REQUIRED TASK: Write out each line word for word. Drop pictures.

STORED DATA:
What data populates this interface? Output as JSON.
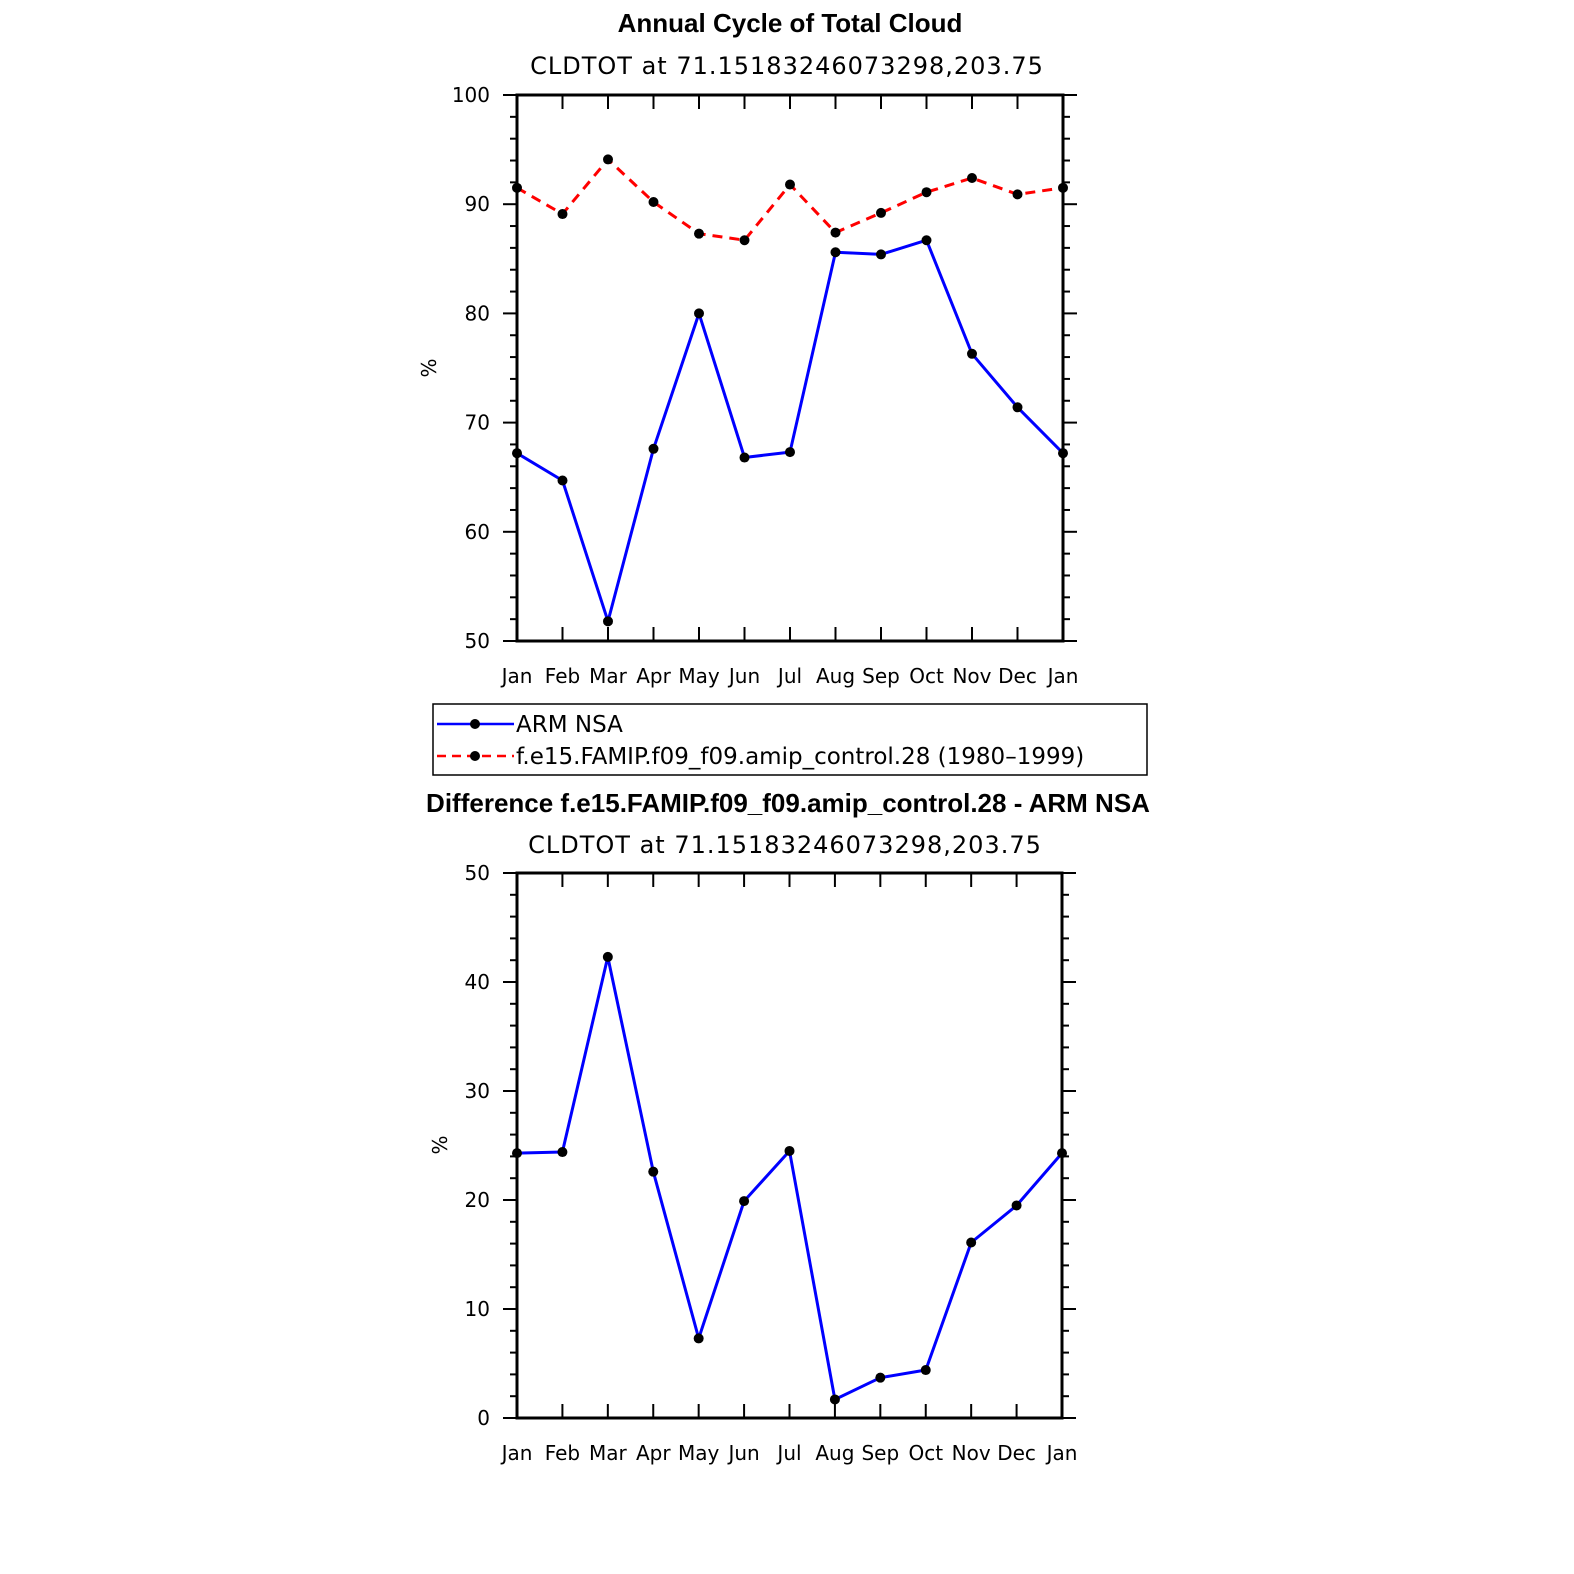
{
  "chart_data": [
    {
      "type": "line",
      "title": "Annual Cycle of Total Cloud",
      "subtitle": "CLDTOT at 71.15183246073298,203.75",
      "xlabel": "",
      "ylabel": "%",
      "categories": [
        "Jan",
        "Feb",
        "Mar",
        "Apr",
        "May",
        "Jun",
        "Jul",
        "Aug",
        "Sep",
        "Oct",
        "Nov",
        "Dec",
        "Jan"
      ],
      "ylim": [
        50,
        100
      ],
      "yticks": [
        "50",
        "60",
        "70",
        "80",
        "90",
        "100"
      ],
      "series": [
        {
          "name": "ARM NSA",
          "color": "#0000ff",
          "dash": "solid",
          "values": [
            67.2,
            64.7,
            51.8,
            67.6,
            80.0,
            66.8,
            67.3,
            85.6,
            85.4,
            86.7,
            76.3,
            71.4,
            67.2
          ]
        },
        {
          "name": "f.e15.FAMIP.f09_f09.amip_control.28 (1980–1999)",
          "color": "#ff0000",
          "dash": "dashed",
          "values": [
            91.5,
            89.1,
            94.1,
            90.2,
            87.3,
            86.7,
            91.8,
            87.4,
            89.2,
            91.1,
            92.4,
            90.9,
            91.5
          ]
        }
      ]
    },
    {
      "type": "line",
      "title": "Difference f.e15.FAMIP.f09_f09.amip_control.28 - ARM NSA",
      "subtitle": "CLDTOT at 71.15183246073298,203.75",
      "xlabel": "",
      "ylabel": "%",
      "categories": [
        "Jan",
        "Feb",
        "Mar",
        "Apr",
        "May",
        "Jun",
        "Jul",
        "Aug",
        "Sep",
        "Oct",
        "Nov",
        "Dec",
        "Jan"
      ],
      "ylim": [
        0,
        50
      ],
      "yticks": [
        "0",
        "10",
        "20",
        "30",
        "40",
        "50"
      ],
      "series": [
        {
          "name": "Difference",
          "color": "#0000ff",
          "dash": "solid",
          "values": [
            24.3,
            24.4,
            42.3,
            22.6,
            7.3,
            19.9,
            24.5,
            1.7,
            3.7,
            4.4,
            16.1,
            19.5,
            24.3
          ]
        }
      ]
    }
  ]
}
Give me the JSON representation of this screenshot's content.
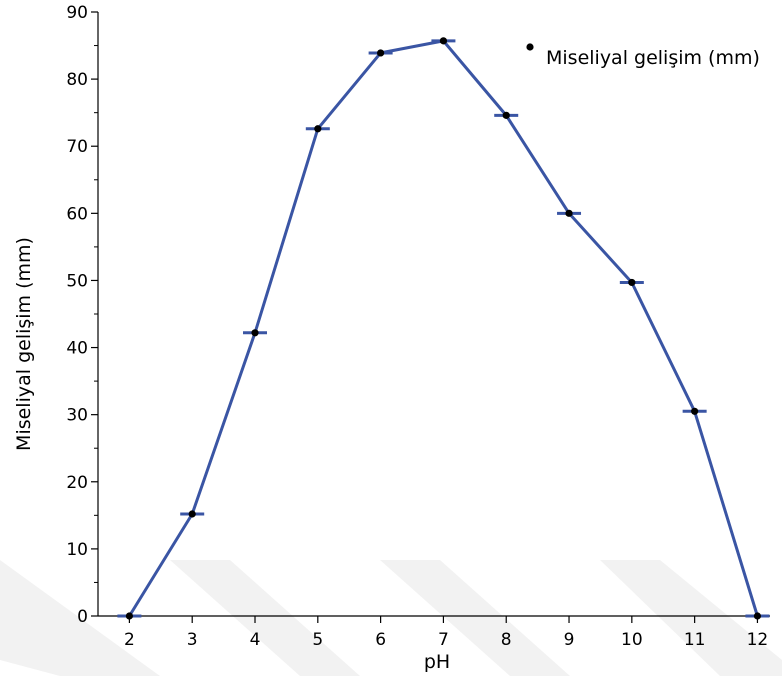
{
  "chart_data": {
    "type": "line",
    "xlabel": "pH",
    "ylabel": "Miseliyal gelişim (mm)",
    "x": [
      2,
      3,
      4,
      5,
      6,
      7,
      8,
      9,
      10,
      11,
      12
    ],
    "xlim": [
      1.5,
      12.2
    ],
    "ylim": [
      0,
      90
    ],
    "y_ticks": [
      0,
      10,
      20,
      30,
      40,
      50,
      60,
      70,
      80,
      90
    ],
    "x_ticks": [
      2,
      3,
      4,
      5,
      6,
      7,
      8,
      9,
      10,
      11,
      12
    ],
    "grid": false,
    "legend_position": "top-right",
    "series": [
      {
        "name": "Miseliyal gelişim (mm)",
        "values": [
          0,
          15.2,
          42.2,
          72.6,
          83.9,
          85.7,
          74.6,
          60.0,
          49.7,
          30.5,
          0
        ],
        "line_color": "#3a55a4",
        "marker_color": "#000000",
        "has_error_caps": true
      }
    ]
  }
}
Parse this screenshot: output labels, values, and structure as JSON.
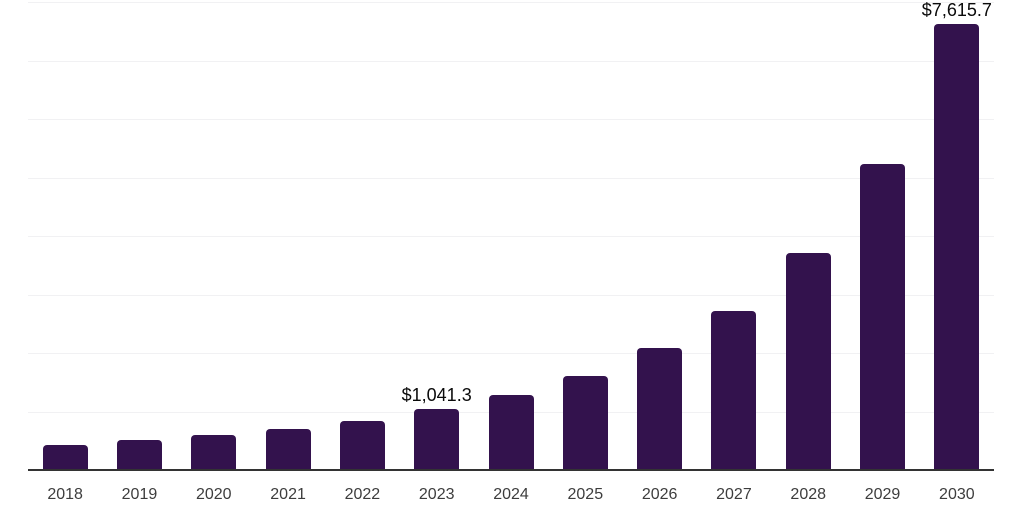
{
  "chart_data": {
    "type": "bar",
    "title": "",
    "xlabel": "",
    "ylabel": "",
    "categories": [
      "2018",
      "2019",
      "2020",
      "2021",
      "2022",
      "2023",
      "2024",
      "2025",
      "2026",
      "2027",
      "2028",
      "2029",
      "2030"
    ],
    "values": [
      430,
      515,
      595,
      700,
      840,
      1041.3,
      1285,
      1600,
      2080,
      2725,
      3705,
      5235,
      7615.7
    ],
    "annotations": [
      {
        "category": "2023",
        "index": 5,
        "label": "$1,041.3"
      },
      {
        "category": "2030",
        "index": 12,
        "label": "$7,615.7"
      }
    ],
    "ylim": [
      0,
      8000
    ],
    "gridline_step": 1000,
    "grid": true,
    "legend": false,
    "y_tick_labels_visible": false,
    "colors": {
      "bar": "#33124D",
      "gridline": "#f1f1f3",
      "axis_line": "#333333",
      "tick_label": "#3d3d3d",
      "value_label": "#0a0a0a",
      "background": "#ffffff"
    }
  }
}
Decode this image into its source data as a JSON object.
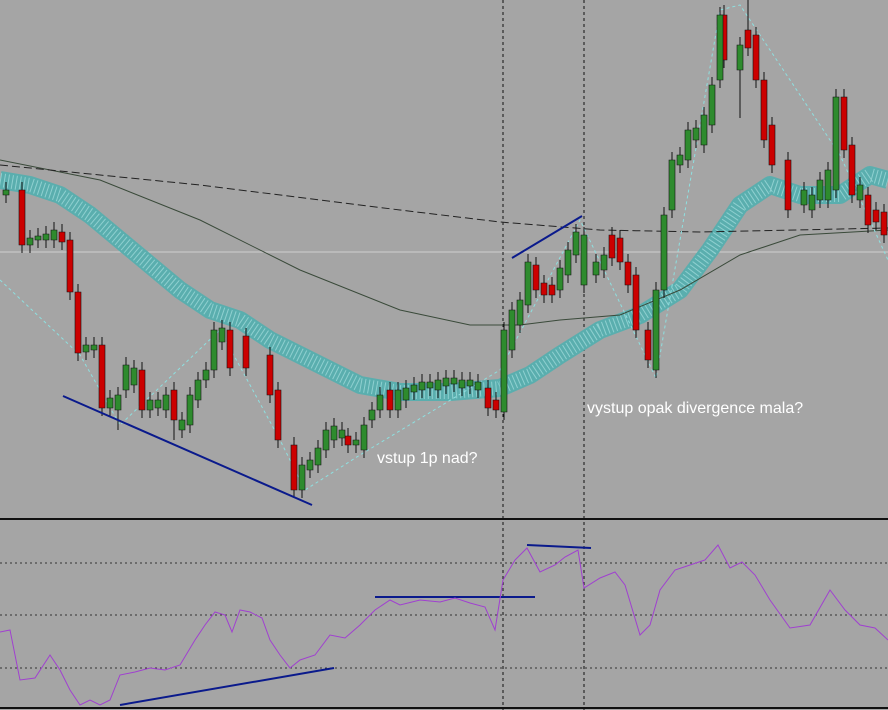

SOLVED PROBLEM:
What data populates this interface? Output as JSON.
{
  "chart_data": [
    {
      "type": "line",
      "title": "Annual Cycle of Total Cloud",
      "subtitle": "CLDTOT at 71.15183246073298,203.75",
      "xlabel": "",
      "ylabel": "%",
      "categories": [
        "Jan",
        "Feb",
        "Mar",
        "Apr",
        "May",
        "Jun",
        "Jul",
        "Aug",
        "Sep",
        "Oct",
        "Nov",
        "Dec",
        "Jan"
      ],
      "ylim": [
        50,
        100
      ],
      "yticks": [
        "50",
        "60",
        "70",
        "80",
        "90",
        "100"
      ],
      "series": [
        {
          "name": "ARM NSA",
          "color": "#0000ff",
          "dash": "solid",
          "values": [
            67.2,
            64.7,
            51.8,
            67.6,
            80.0,
            66.8,
            67.3,
            85.6,
            85.4,
            86.7,
            76.3,
            71.4,
            67.2
          ]
        },
        {
          "name": "f.e15.FAMIP.f09_f09.amip_control.28 (1980–1999)",
          "color": "#ff0000",
          "dash": "dashed",
          "values": [
            91.5,
            89.1,
            94.1,
            90.2,
            87.3,
            86.7,
            91.8,
            87.4,
            89.2,
            91.1,
            92.4,
            90.9,
            91.5
          ]
        }
      ]
    },
    {
      "type": "line",
      "title": "Difference f.e15.FAMIP.f09_f09.amip_control.28 - ARM NSA",
      "subtitle": "CLDTOT at 71.15183246073298,203.75",
      "xlabel": "",
      "ylabel": "%",
      "categories": [
        "Jan",
        "Feb",
        "Mar",
        "Apr",
        "May",
        "Jun",
        "Jul",
        "Aug",
        "Sep",
        "Oct",
        "Nov",
        "Dec",
        "Jan"
      ],
      "ylim": [
        0,
        50
      ],
      "yticks": [
        "0",
        "10",
        "20",
        "30",
        "40",
        "50"
      ],
      "series": [
        {
          "name": "Difference",
          "color": "#0000ff",
          "dash": "solid",
          "values": [
            24.3,
            24.4,
            42.3,
            22.6,
            7.3,
            19.9,
            24.5,
            1.7,
            3.7,
            4.4,
            16.1,
            19.5,
            24.3
          ]
        }
      ]
    }
  ]
}
Give me the JSON representation of this screenshot's content.
{
  "chart_data": {
    "type": "line",
    "xlabel": "pH",
    "ylabel": "Miseliyal gelişim (mm)",
    "x": [
      2,
      3,
      4,
      5,
      6,
      7,
      8,
      9,
      10,
      11,
      12
    ],
    "xlim": [
      1.5,
      12.2
    ],
    "ylim": [
      0,
      90
    ],
    "y_ticks": [
      0,
      10,
      20,
      30,
      40,
      50,
      60,
      70,
      80,
      90
    ],
    "x_ticks": [
      2,
      3,
      4,
      5,
      6,
      7,
      8,
      9,
      10,
      11,
      12
    ],
    "grid": false,
    "legend_position": "top-right",
    "series": [
      {
        "name": "Miseliyal gelişim (mm)",
        "values": [
          0,
          15.2,
          42.2,
          72.6,
          83.9,
          85.7,
          74.6,
          60.0,
          49.7,
          30.5,
          0
        ],
        "line_color": "#3a55a4",
        "marker_color": "#000000",
        "has_error_caps": true
      }
    ]
  }
}
Parse this screenshot: output labels, values, and structure as JSON.
{
  "chart_data": {
    "type": "bar",
    "title": "",
    "xlabel": "",
    "ylabel": "",
    "categories": [
      "2018",
      "2019",
      "2020",
      "2021",
      "2022",
      "2023",
      "2024",
      "2025",
      "2026",
      "2027",
      "2028",
      "2029",
      "2030"
    ],
    "values": [
      430,
      515,
      595,
      700,
      840,
      1041.3,
      1285,
      1600,
      2080,
      2725,
      3705,
      5235,
      7615.7
    ],
    "annotations": [
      {
        "category": "2023",
        "index": 5,
        "label": "$1,041.3"
      },
      {
        "category": "2030",
        "index": 12,
        "label": "$7,615.7"
      }
    ],
    "ylim": [
      0,
      8000
    ],
    "gridline_step": 1000,
    "grid": true,
    "legend": false,
    "y_tick_labels_visible": false,
    "colors": {
      "bar": "#33124D",
      "gridline": "#f1f1f3",
      "axis_line": "#333333",
      "tick_label": "#3d3d3d",
      "value_label": "#0a0a0a",
      "background": "#ffffff"
    }
  }
}
Decode this image into its source data as a JSON object.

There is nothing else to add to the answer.